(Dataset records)
########
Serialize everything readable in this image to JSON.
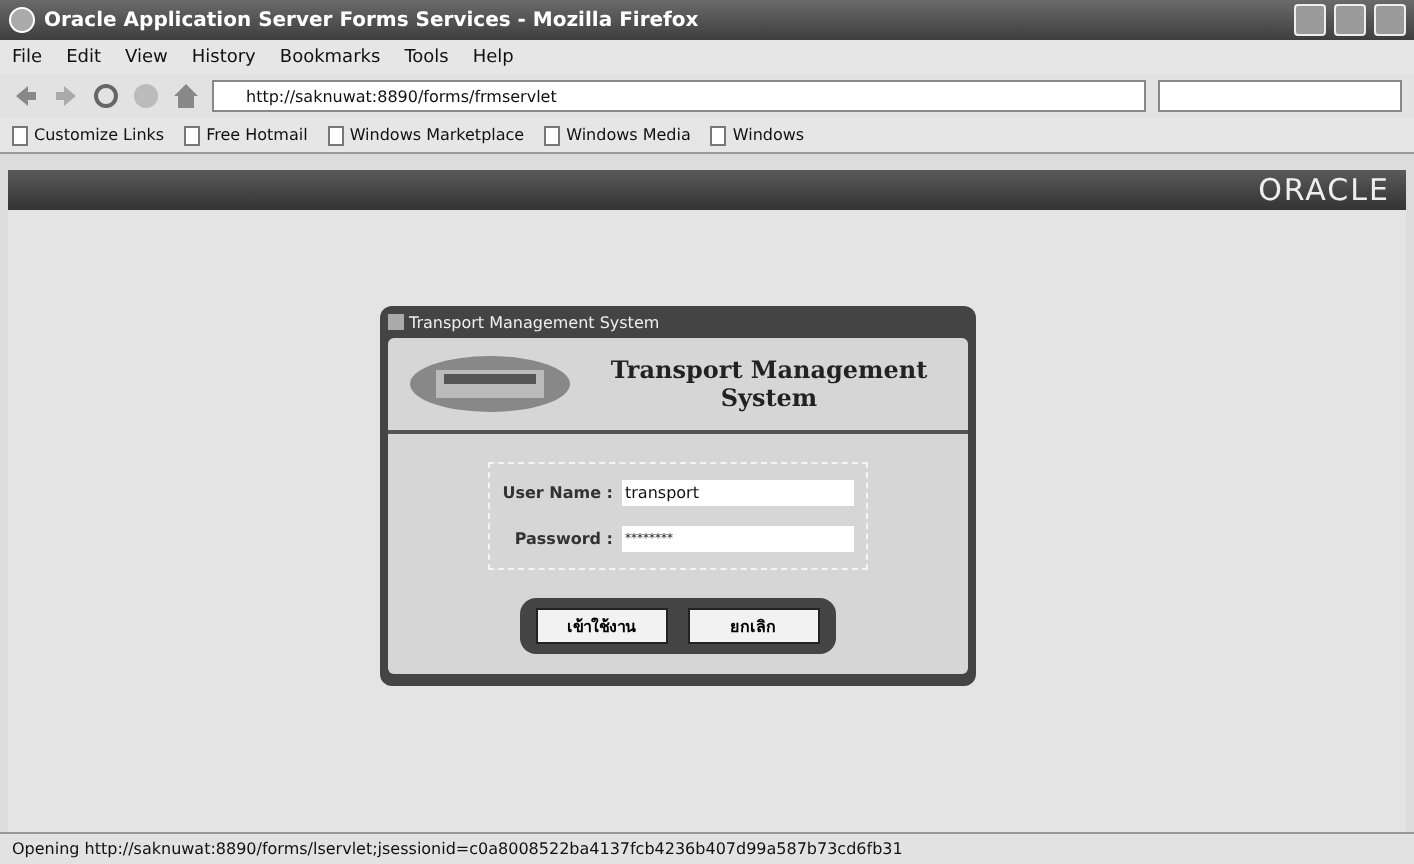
{
  "window": {
    "title": "Oracle Application Server Forms Services - Mozilla Firefox"
  },
  "menu": [
    "File",
    "Edit",
    "View",
    "History",
    "Bookmarks",
    "Tools",
    "Help"
  ],
  "address": {
    "value": "http://saknuwat:8890/forms/frmservlet"
  },
  "bookmarks": [
    "Customize Links",
    "Free Hotmail",
    "Windows Marketplace",
    "Windows Media",
    "Windows"
  ],
  "applet_bar": {
    "logo": "ORACLE"
  },
  "dialog": {
    "title": "Transport Management System",
    "heading": "Transport Management System",
    "fields": [
      {
        "label": "User Name :",
        "value": "transport",
        "masked": false
      },
      {
        "label": "Password :",
        "value": "********",
        "masked": true
      }
    ],
    "buttons": [
      "เข้าใช้งาน",
      "ยกเลิก"
    ]
  },
  "status_bar": "Opening http://saknuwat:8890/forms/lservlet;jsessionid=c0a8008522ba4137fcb4236b407d99a587b73cd6fb31"
}
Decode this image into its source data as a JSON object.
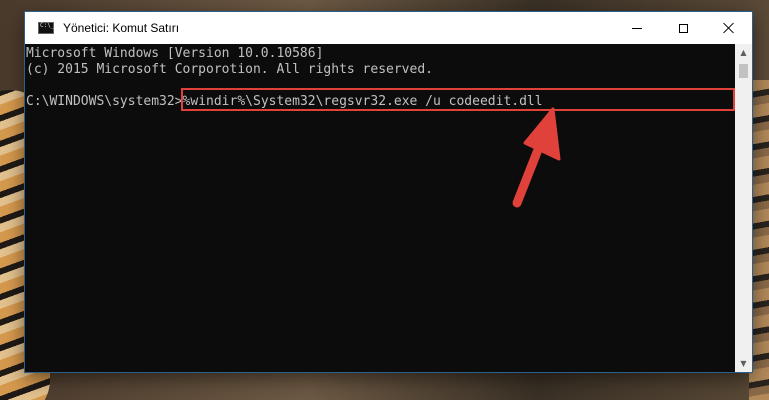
{
  "window": {
    "title": "Yönetici: Komut Satırı",
    "buttons": {
      "minimize_icon": "minimize-icon",
      "maximize_icon": "maximize-icon",
      "close_icon": "close-icon"
    }
  },
  "console": {
    "lines": [
      "Microsoft Windows [Version 10.0.10586]",
      "(c) 2015 Microsoft Corporotion. All rights reserved."
    ],
    "prompt": "C:\\WINDOWS\\system32>",
    "command": "%windir%\\System32\\regsvr32.exe /u codeedit.dll"
  },
  "annotation": {
    "highlight_color": "#e0423b",
    "arrow_color": "#e0423b"
  },
  "scrollbar": {
    "up_icon": "scroll-up-arrow-icon",
    "down_icon": "scroll-down-arrow-icon"
  }
}
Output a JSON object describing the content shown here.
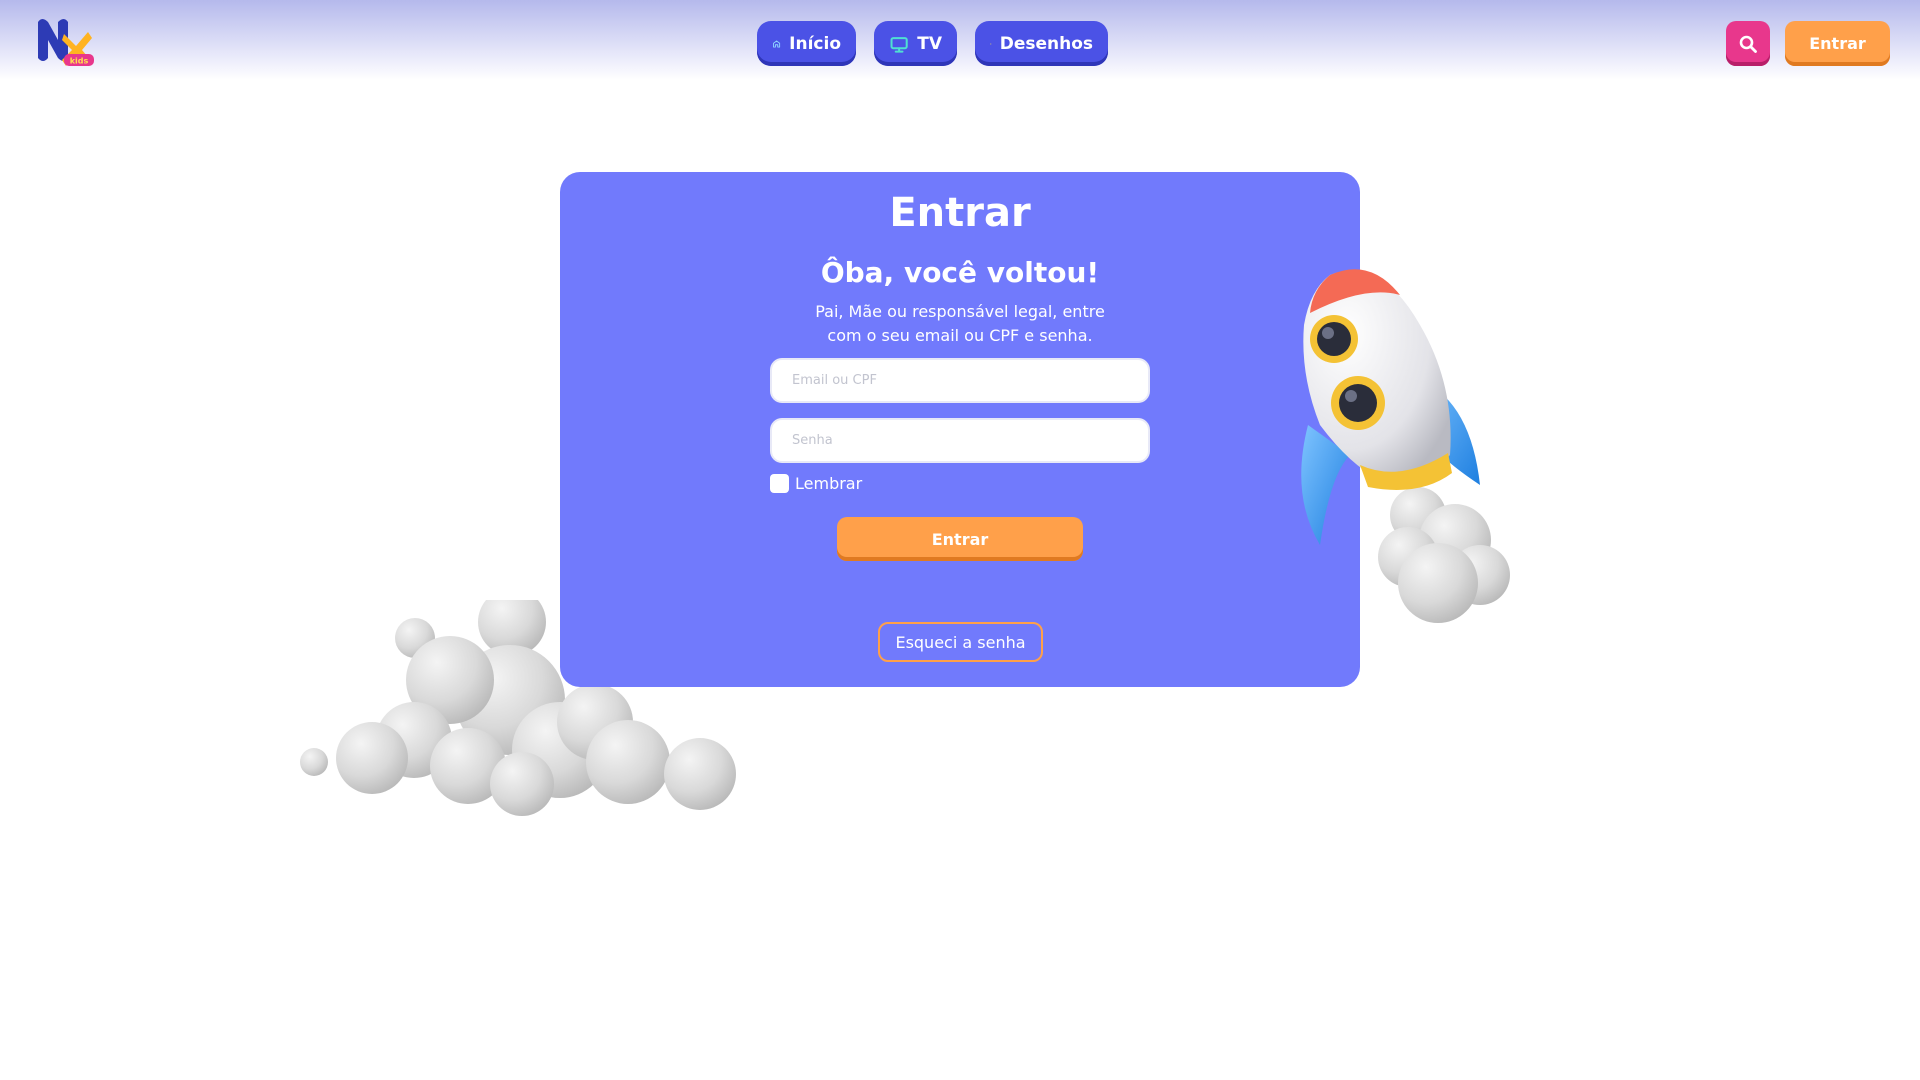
{
  "header": {
    "logo_name": "nx-kids-logo",
    "nav": [
      {
        "label": "Início",
        "icon": "home-icon"
      },
      {
        "label": "TV",
        "icon": "tv-icon"
      },
      {
        "label": "Desenhos",
        "icon": "sparkle-icon"
      }
    ],
    "search_icon": "search-icon",
    "login_label": "Entrar"
  },
  "login": {
    "title": "Entrar",
    "subtitle": "Ôba, você voltou!",
    "description": "Pai, Mãe ou responsável legal, entre com o seu email ou CPF e senha.",
    "email_placeholder": "Email ou CPF",
    "password_placeholder": "Senha",
    "remember_label": "Lembrar",
    "submit_label": "Entrar",
    "forgot_label": "Esqueci a senha"
  },
  "colors": {
    "card": "#717afc",
    "nav": "#4b52e6",
    "accent_orange": "#ffa04a",
    "accent_pink": "#e8378c"
  }
}
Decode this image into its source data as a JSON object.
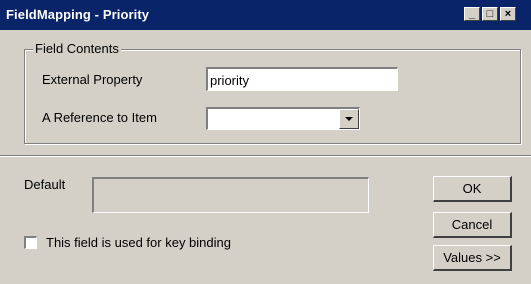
########
◆ TASK OBJECTIVE: Would you set down the listing exactly, omitting pictures?

◆ EXPECTED ANSWER:
Serialize everything readable in this image to JSON.
{
  "window": {
    "title": "Oracle Application Server Forms Services - Mozilla Firefox"
  },
  "menu": [
    "File",
    "Edit",
    "View",
    "History",
    "Bookmarks",
    "Tools",
    "Help"
  ],
  "address": {
    "value": "http://saknuwat:8890/forms/frmservlet"
  },
  "bookmarks": [
    "Customize Links",
    "Free Hotmail",
    "Windows Marketplace",
    "Windows Media",
    "Windows"
  ],
  "applet_bar": {
    "logo": "ORACLE"
  },
  "dialog": {
    "title": "Transport Management System",
    "heading": "Transport Management System",
    "fields": [
      {
        "label": "User Name :",
        "value": "transport",
        "masked": false
      },
      {
        "label": "Password :",
        "value": "********",
        "masked": true
      }
    ],
    "buttons": [
      "เข้าใช้งาน",
      "ยกเลิก"
    ]
  },
  "status_bar": "Opening http://saknuwat:8890/forms/lservlet;jsessionid=c0a8008522ba4137fcb4236b407d99a587b73cd6fb31"
}
Decode this image into its source data as a JSON object.
{
  "window": {
    "title": "Yönetici: Komut Satırı",
    "buttons": {
      "minimize_icon": "minimize-icon",
      "maximize_icon": "maximize-icon",
      "close_icon": "close-icon"
    }
  },
  "console": {
    "lines": [
      "Microsoft Windows [Version 10.0.10586]",
      "(c) 2015 Microsoft Corporotion. All rights reserved."
    ],
    "prompt": "C:\\WINDOWS\\system32>",
    "command": "%windir%\\System32\\regsvr32.exe /u codeedit.dll"
  },
  "annotation": {
    "highlight_color": "#e0423b",
    "arrow_color": "#e0423b"
  },
  "scrollbar": {
    "up_icon": "scroll-up-arrow-icon",
    "down_icon": "scroll-down-arrow-icon"
  }
}
Output a JSON object describing the content shown here.
{
  "header": {
    "logo_name": "nx-kids-logo",
    "nav": [
      {
        "label": "Início",
        "icon": "home-icon"
      },
      {
        "label": "TV",
        "icon": "tv-icon"
      },
      {
        "label": "Desenhos",
        "icon": "sparkle-icon"
      }
    ],
    "search_icon": "search-icon",
    "login_label": "Entrar"
  },
  "login": {
    "title": "Entrar",
    "subtitle": "Ôba, você voltou!",
    "description": "Pai, Mãe ou responsável legal, entre com o seu email ou CPF e senha.",
    "email_placeholder": "Email ou CPF",
    "password_placeholder": "Senha",
    "remember_label": "Lembrar",
    "submit_label": "Entrar",
    "forgot_label": "Esqueci a senha"
  },
  "colors": {
    "card": "#717afc",
    "nav": "#4b52e6",
    "accent_orange": "#ffa04a",
    "accent_pink": "#e8378c"
  }
}
Decode this image into its source data as a JSON object.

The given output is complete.